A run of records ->
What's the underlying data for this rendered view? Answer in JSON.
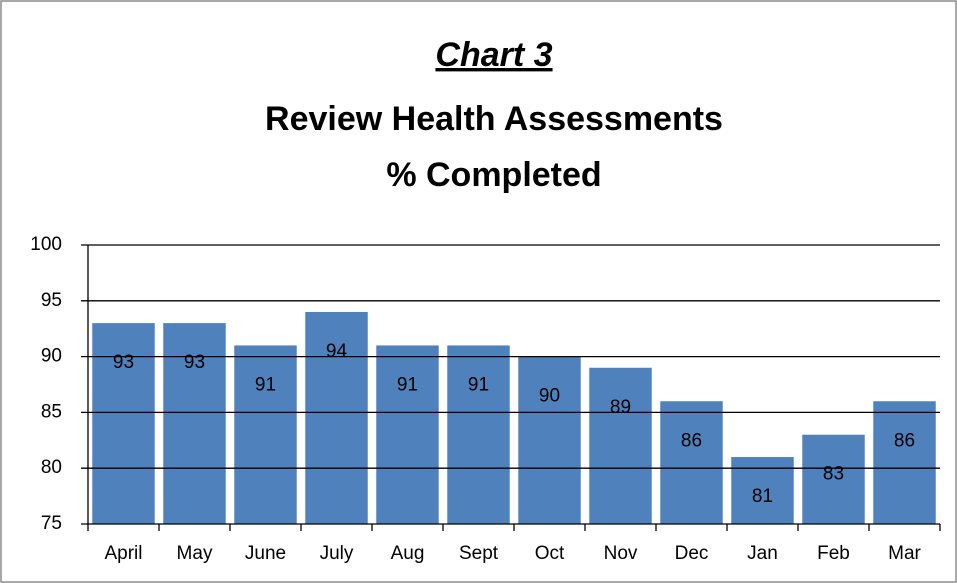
{
  "chart_data": {
    "type": "bar",
    "title": "Chart 3",
    "subtitle": [
      "Review Health Assessments",
      "% Completed"
    ],
    "categories": [
      "April",
      "May",
      "June",
      "July",
      "Aug",
      "Sept",
      "Oct",
      "Nov",
      "Dec",
      "Jan",
      "Feb",
      "Mar"
    ],
    "values": [
      93,
      93,
      91,
      94,
      91,
      91,
      90,
      89,
      86,
      81,
      83,
      86
    ],
    "color": "#4f81bd",
    "ylim": [
      75,
      100
    ],
    "yticks": [
      75,
      80,
      85,
      90,
      95,
      100
    ],
    "grid": true
  }
}
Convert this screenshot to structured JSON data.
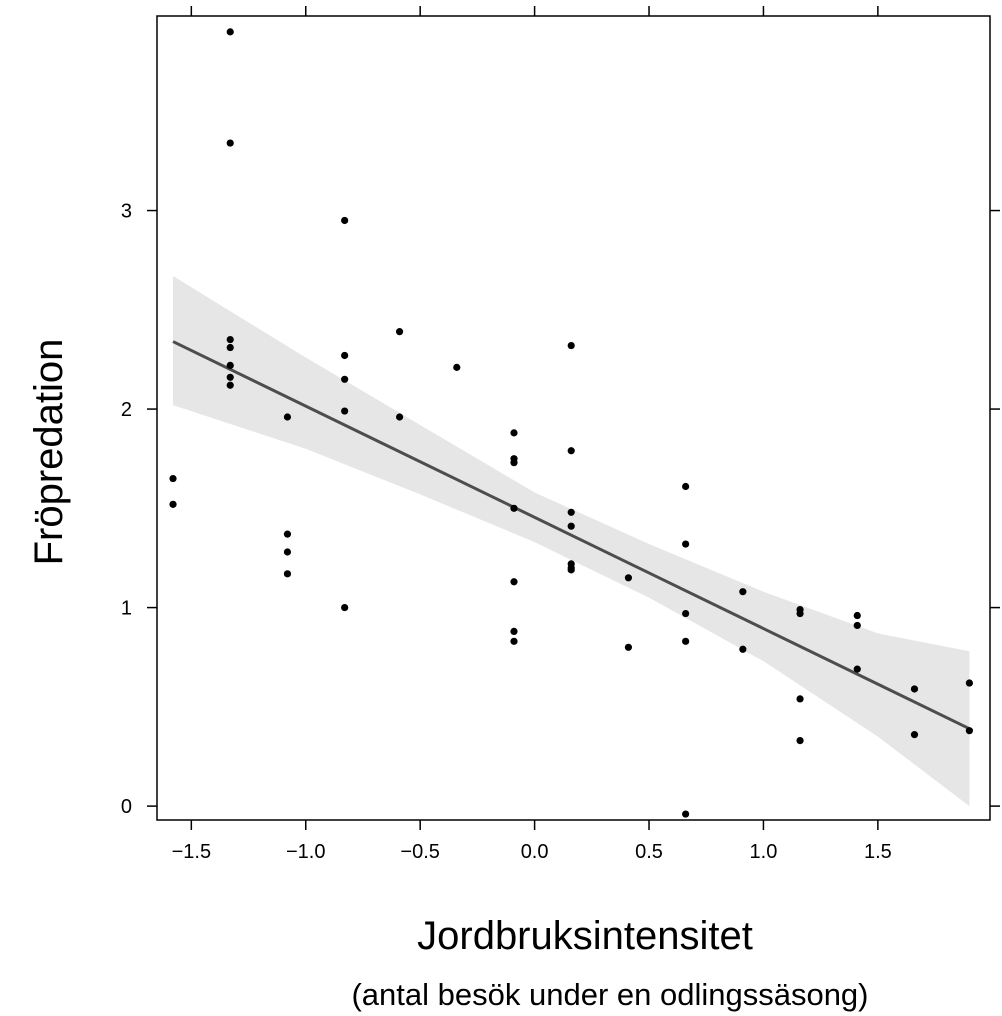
{
  "chart_data": {
    "type": "scatter",
    "title": "",
    "xlabel": "Jordbruksintensitet",
    "xlabel_sub": "(antal besök under en odlingssäsong)",
    "ylabel": "Fröpredation",
    "xlim": [
      -1.65,
      1.99
    ],
    "ylim": [
      -0.07,
      3.98
    ],
    "x_ticks": [
      -1.5,
      -1.0,
      -0.5,
      0.0,
      0.5,
      1.0,
      1.5
    ],
    "x_tick_labels": [
      "−1.5",
      "−1.0",
      "−0.5",
      "0.0",
      "0.5",
      "1.0",
      "1.5"
    ],
    "y_ticks": [
      0,
      1,
      2,
      3
    ],
    "y_tick_labels": [
      "0",
      "1",
      "2",
      "3"
    ],
    "grid": false,
    "points": [
      [
        -1.58,
        1.65
      ],
      [
        -1.58,
        1.52
      ],
      [
        -1.33,
        3.9
      ],
      [
        -1.33,
        3.34
      ],
      [
        -1.33,
        2.35
      ],
      [
        -1.33,
        2.31
      ],
      [
        -1.33,
        2.22
      ],
      [
        -1.33,
        2.16
      ],
      [
        -1.33,
        2.12
      ],
      [
        -1.08,
        1.96
      ],
      [
        -1.08,
        1.37
      ],
      [
        -1.08,
        1.28
      ],
      [
        -1.08,
        1.17
      ],
      [
        -0.83,
        2.95
      ],
      [
        -0.83,
        2.27
      ],
      [
        -0.83,
        2.15
      ],
      [
        -0.83,
        1.99
      ],
      [
        -0.83,
        1.0
      ],
      [
        -0.59,
        2.39
      ],
      [
        -0.59,
        1.96
      ],
      [
        -0.34,
        2.21
      ],
      [
        -0.09,
        1.88
      ],
      [
        -0.09,
        1.75
      ],
      [
        -0.09,
        1.73
      ],
      [
        -0.09,
        1.5
      ],
      [
        -0.09,
        1.13
      ],
      [
        -0.09,
        0.88
      ],
      [
        -0.09,
        0.83
      ],
      [
        0.16,
        2.32
      ],
      [
        0.16,
        1.79
      ],
      [
        0.16,
        1.48
      ],
      [
        0.16,
        1.41
      ],
      [
        0.16,
        1.22
      ],
      [
        0.16,
        1.2
      ],
      [
        0.16,
        1.19
      ],
      [
        0.41,
        1.15
      ],
      [
        0.41,
        0.8
      ],
      [
        0.66,
        1.61
      ],
      [
        0.66,
        1.32
      ],
      [
        0.66,
        0.97
      ],
      [
        0.66,
        0.83
      ],
      [
        0.66,
        -0.04
      ],
      [
        0.91,
        1.08
      ],
      [
        0.91,
        0.79
      ],
      [
        1.16,
        0.99
      ],
      [
        1.16,
        0.97
      ],
      [
        1.16,
        0.54
      ],
      [
        1.16,
        0.33
      ],
      [
        1.41,
        0.96
      ],
      [
        1.41,
        0.91
      ],
      [
        1.41,
        0.69
      ],
      [
        1.66,
        0.59
      ],
      [
        1.66,
        0.36
      ],
      [
        1.9,
        0.62
      ],
      [
        1.9,
        0.38
      ]
    ],
    "fit_line": {
      "x": [
        -1.58,
        1.9
      ],
      "y": [
        2.34,
        0.39
      ],
      "color": "#4d4d4d"
    },
    "confidence_band": {
      "x": [
        -1.58,
        -1.0,
        -0.5,
        0.0,
        0.5,
        1.0,
        1.5,
        1.9
      ],
      "lower": [
        2.02,
        1.8,
        1.57,
        1.33,
        1.05,
        0.73,
        0.35,
        0.0
      ],
      "upper": [
        2.67,
        2.26,
        1.92,
        1.58,
        1.32,
        1.08,
        0.87,
        0.78
      ],
      "color": "#e6e6e6"
    }
  }
}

WRITTEN TASK -> Copy and report every line where the word "JSON" is present.

RESPONSE BELOW ->
What's the underlying data for this rendered view? Answer in JSON.
Convert this screenshot to structured JSON data.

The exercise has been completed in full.